_Task details:_
Extract the lines that hold the string "text".

_Exercise input:_

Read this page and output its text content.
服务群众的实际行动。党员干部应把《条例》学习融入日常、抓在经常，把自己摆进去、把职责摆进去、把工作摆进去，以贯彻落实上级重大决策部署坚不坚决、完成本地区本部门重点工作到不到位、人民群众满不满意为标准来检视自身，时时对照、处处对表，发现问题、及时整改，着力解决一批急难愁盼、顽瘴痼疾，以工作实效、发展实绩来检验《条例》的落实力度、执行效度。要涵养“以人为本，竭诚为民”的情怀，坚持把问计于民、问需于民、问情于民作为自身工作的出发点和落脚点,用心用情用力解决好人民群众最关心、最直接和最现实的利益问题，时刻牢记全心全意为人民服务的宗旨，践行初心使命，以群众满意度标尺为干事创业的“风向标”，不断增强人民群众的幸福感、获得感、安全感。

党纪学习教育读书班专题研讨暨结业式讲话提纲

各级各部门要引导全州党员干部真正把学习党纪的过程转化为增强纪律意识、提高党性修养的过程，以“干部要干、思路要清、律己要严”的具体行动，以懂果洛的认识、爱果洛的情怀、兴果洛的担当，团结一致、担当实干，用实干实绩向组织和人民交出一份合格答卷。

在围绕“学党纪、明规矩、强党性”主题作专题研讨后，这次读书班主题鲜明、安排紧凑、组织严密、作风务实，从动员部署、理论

==

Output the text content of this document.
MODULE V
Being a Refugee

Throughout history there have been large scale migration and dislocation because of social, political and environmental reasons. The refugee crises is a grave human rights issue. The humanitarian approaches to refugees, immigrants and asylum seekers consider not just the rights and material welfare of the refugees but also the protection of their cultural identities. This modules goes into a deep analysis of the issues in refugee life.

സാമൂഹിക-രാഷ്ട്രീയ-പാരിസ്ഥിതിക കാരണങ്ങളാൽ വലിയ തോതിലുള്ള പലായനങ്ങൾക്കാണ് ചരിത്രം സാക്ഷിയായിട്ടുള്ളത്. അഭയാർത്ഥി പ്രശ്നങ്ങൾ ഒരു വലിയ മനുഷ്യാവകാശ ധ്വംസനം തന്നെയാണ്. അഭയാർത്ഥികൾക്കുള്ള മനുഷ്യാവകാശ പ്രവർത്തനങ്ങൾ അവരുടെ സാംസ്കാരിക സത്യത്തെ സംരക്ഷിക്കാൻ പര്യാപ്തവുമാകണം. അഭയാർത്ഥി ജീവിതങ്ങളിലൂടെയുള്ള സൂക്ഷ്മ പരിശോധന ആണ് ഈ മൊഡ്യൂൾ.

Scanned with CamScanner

_Answer below:_
Read this page and output its text content.
Output the text content of this document.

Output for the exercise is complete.